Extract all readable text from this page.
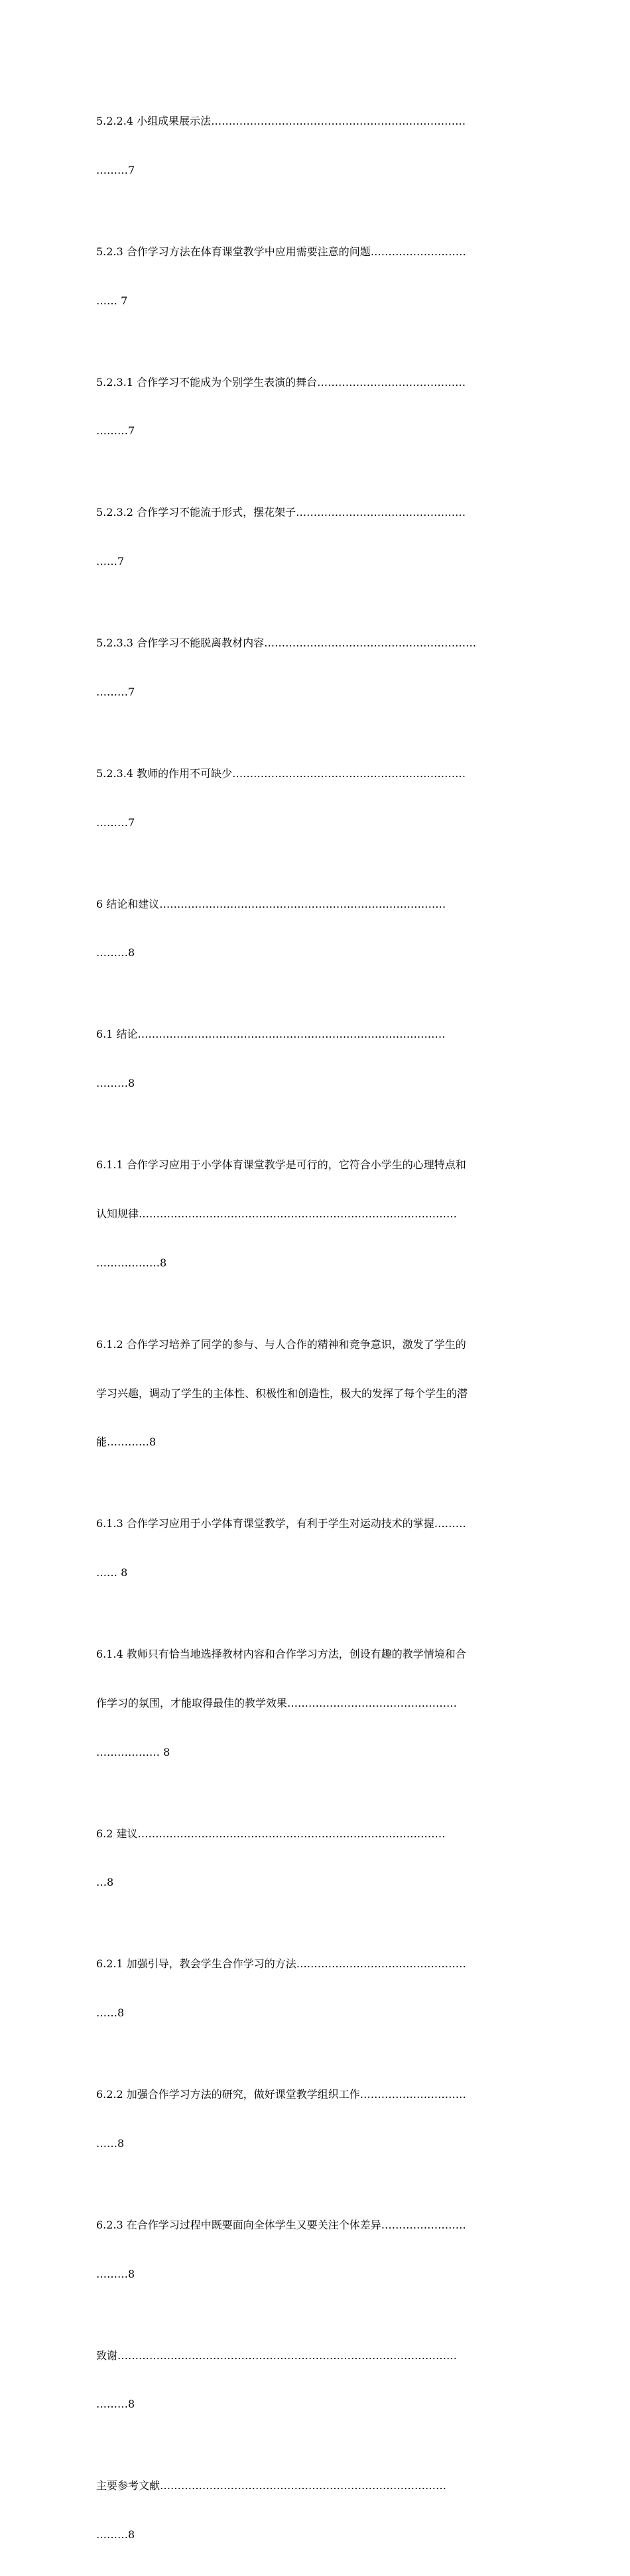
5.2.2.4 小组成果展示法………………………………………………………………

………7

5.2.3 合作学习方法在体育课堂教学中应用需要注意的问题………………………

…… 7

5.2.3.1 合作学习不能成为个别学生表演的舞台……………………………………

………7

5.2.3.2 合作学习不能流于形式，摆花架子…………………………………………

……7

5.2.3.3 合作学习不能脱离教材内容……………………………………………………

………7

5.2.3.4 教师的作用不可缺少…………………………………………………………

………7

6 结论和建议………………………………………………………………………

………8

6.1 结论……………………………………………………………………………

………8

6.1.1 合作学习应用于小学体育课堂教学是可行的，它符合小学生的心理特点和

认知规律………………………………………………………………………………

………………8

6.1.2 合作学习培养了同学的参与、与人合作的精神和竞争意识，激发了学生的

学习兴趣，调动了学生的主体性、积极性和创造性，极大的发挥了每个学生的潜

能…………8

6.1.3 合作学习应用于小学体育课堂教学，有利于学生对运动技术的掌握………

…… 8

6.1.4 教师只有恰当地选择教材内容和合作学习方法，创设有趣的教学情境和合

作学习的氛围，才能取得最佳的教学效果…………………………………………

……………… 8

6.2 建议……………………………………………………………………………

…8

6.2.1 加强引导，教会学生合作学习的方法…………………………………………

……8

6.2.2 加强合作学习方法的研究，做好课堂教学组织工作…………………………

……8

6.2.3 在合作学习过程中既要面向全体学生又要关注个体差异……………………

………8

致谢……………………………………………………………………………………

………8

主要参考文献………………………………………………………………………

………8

◆ **DIRECTIVE**
Exclude the images and reproduce the remaining data exactly.

◆ **RESPONSE FOR THIS EXERCISE**
Extract all readable text from this page.
5.2.2.4 小组成果展示法………………………………………………………………

………7

5.2.3 合作学习方法在体育课堂教学中应用需要注意的问题………………………

…… 7

5.2.3.1 合作学习不能成为个别学生表演的舞台……………………………………

………7

5.2.3.2 合作学习不能流于形式，摆花架子…………………………………………

……7

5.2.3.3 合作学习不能脱离教材内容……………………………………………………

………7

5.2.3.4 教师的作用不可缺少…………………………………………………………

………7

6 结论和建议………………………………………………………………………

………8

6.1 结论……………………………………………………………………………

………8

6.1.1 合作学习应用于小学体育课堂教学是可行的，它符合小学生的心理特点和

认知规律………………………………………………………………………………

………………8

6.1.2 合作学习培养了同学的参与、与人合作的精神和竞争意识，激发了学生的

学习兴趣，调动了学生的主体性、积极性和创造性，极大的发挥了每个学生的潜

能…………8

6.1.3 合作学习应用于小学体育课堂教学，有利于学生对运动技术的掌握………

…… 8

6.1.4 教师只有恰当地选择教材内容和合作学习方法，创设有趣的教学情境和合

作学习的氛围，才能取得最佳的教学效果…………………………………………

……………… 8

6.2 建议……………………………………………………………………………

…8

6.2.1 加强引导，教会学生合作学习的方法…………………………………………

……8

6.2.2 加强合作学习方法的研究，做好课堂教学组织工作…………………………

……8

6.2.3 在合作学习过程中既要面向全体学生又要关注个体差异……………………

………8

致谢……………………………………………………………………………………

………8

主要参考文献………………………………………………………………………

………8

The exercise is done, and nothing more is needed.